## TO DO
Omit the pictures, then reproduce every remaining record exactly.
═════ RECORD LIST ═════
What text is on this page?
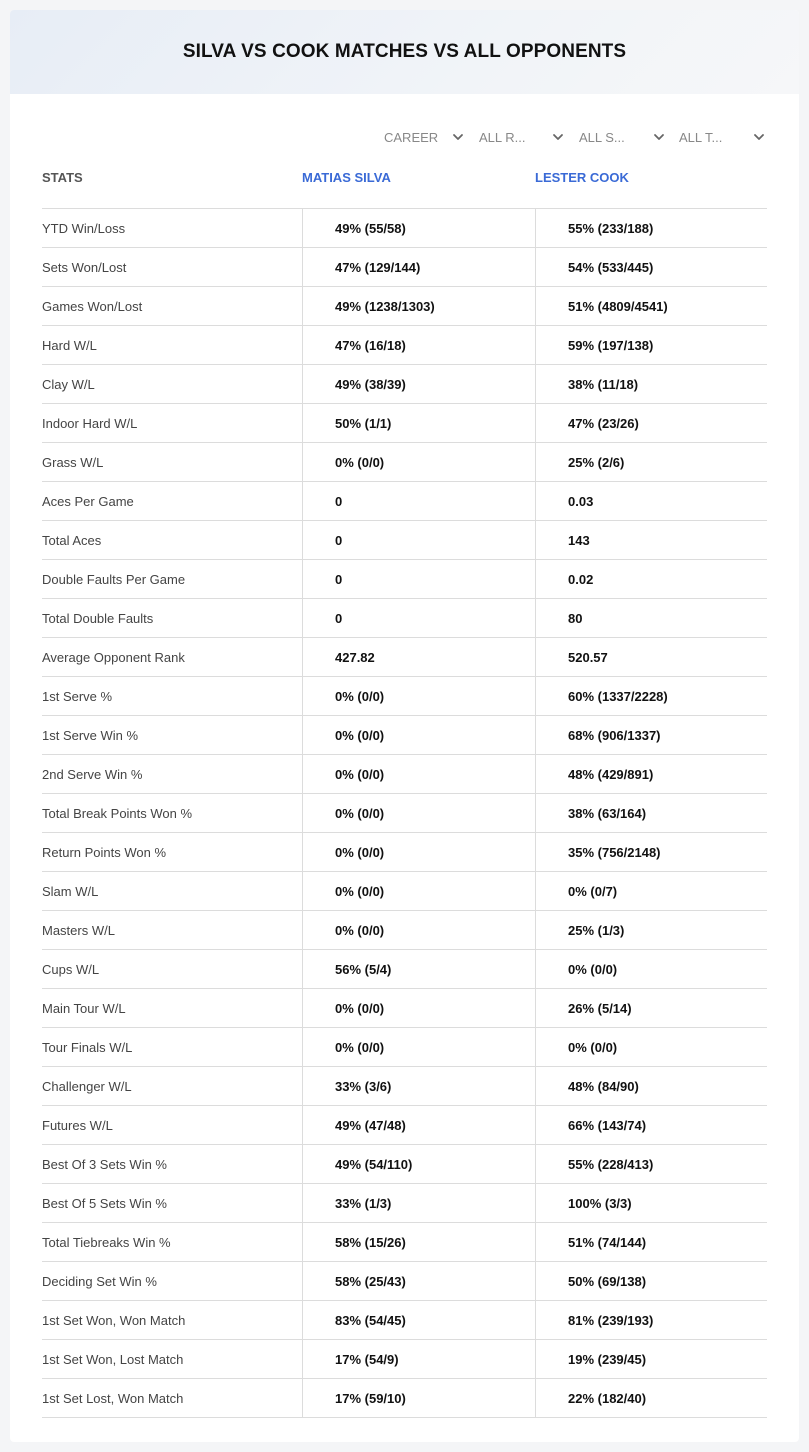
SILVA VS COOK MATCHES VS ALL OPPONENTS
CAREER	ALL R...	ALL S...	ALL T...
STATS	MATIAS SILVA	LESTER COOK
YTD Win/Loss	49% (55/58)	55% (233/188)
Sets Won/Lost	47% (129/144)	54% (533/445)
Games Won/Lost	49% (1238/1303)	51% (4809/4541)
Hard W/L	47% (16/18)	59% (197/138)
Clay W/L	49% (38/39)	38% (11/18)
Indoor Hard W/L	50% (1/1)	47% (23/26)
Grass W/L	0% (0/0)	25% (2/6)
Aces Per Game	0	0.03
Total Aces	0	143
Double Faults Per Game	0	0.02
Total Double Faults	0	80
Average Opponent Rank	427.82	520.57
1st Serve %	0% (0/0)	60% (1337/2228)
1st Serve Win %	0% (0/0)	68% (906/1337)
2nd Serve Win %	0% (0/0)	48% (429/891)
Total Break Points Won %	0% (0/0)	38% (63/164)
Return Points Won %	0% (0/0)	35% (756/2148)
Slam W/L	0% (0/0)	0% (0/7)
Masters W/L	0% (0/0)	25% (1/3)
Cups W/L	56% (5/4)	0% (0/0)
Main Tour W/L	0% (0/0)	26% (5/14)
Tour Finals W/L	0% (0/0)	0% (0/0)
Challenger W/L	33% (3/6)	48% (84/90)
Futures W/L	49% (47/48)	66% (143/74)
Best Of 3 Sets Win %	49% (54/110)	55% (228/413)
Best Of 5 Sets Win %	33% (1/3)	100% (3/3)
Total Tiebreaks Win %	58% (15/26)	51% (74/144)
Deciding Set Win %	58% (25/43)	50% (69/138)
1st Set Won, Won Match	83% (54/45)	81% (239/193)
1st Set Won, Lost Match	17% (54/9)	19% (239/45)
1st Set Lost, Won Match	17% (59/10)	22% (182/40)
═════
## FULL ANSWER
What text is on this page?
SILVA VS COOK MATCHES VS ALL OPPONENTS
CAREER	ALL R...	ALL S...	ALL T...
STATS	MATIAS SILVA	LESTER COOK
YTD Win/Loss	49% (55/58)	55% (233/188)
Sets Won/Lost	47% (129/144)	54% (533/445)
Games Won/Lost	49% (1238/1303)	51% (4809/4541)
Hard W/L	47% (16/18)	59% (197/138)
Clay W/L	49% (38/39)	38% (11/18)
Indoor Hard W/L	50% (1/1)	47% (23/26)
Grass W/L	0% (0/0)	25% (2/6)
Aces Per Game	0	0.03
Total Aces	0	143
Double Faults Per Game	0	0.02
Total Double Faults	0	80
Average Opponent Rank	427.82	520.57
1st Serve %	0% (0/0)	60% (1337/2228)
1st Serve Win %	0% (0/0)	68% (906/1337)
2nd Serve Win %	0% (0/0)	48% (429/891)
Total Break Points Won %	0% (0/0)	38% (63/164)
Return Points Won %	0% (0/0)	35% (756/2148)
Slam W/L	0% (0/0)	0% (0/7)
Masters W/L	0% (0/0)	25% (1/3)
Cups W/L	56% (5/4)	0% (0/0)
Main Tour W/L	0% (0/0)	26% (5/14)
Tour Finals W/L	0% (0/0)	0% (0/0)
Challenger W/L	33% (3/6)	48% (84/90)
Futures W/L	49% (47/48)	66% (143/74)
Best Of 3 Sets Win %	49% (54/110)	55% (228/413)
Best Of 5 Sets Win %	33% (1/3)	100% (3/3)
Total Tiebreaks Win %	58% (15/26)	51% (74/144)
Deciding Set Win %	58% (25/43)	50% (69/138)
1st Set Won, Won Match	83% (54/45)	81% (239/193)
1st Set Won, Lost Match	17% (54/9)	19% (239/45)
1st Set Lost, Won Match	17% (59/10)	22% (182/40)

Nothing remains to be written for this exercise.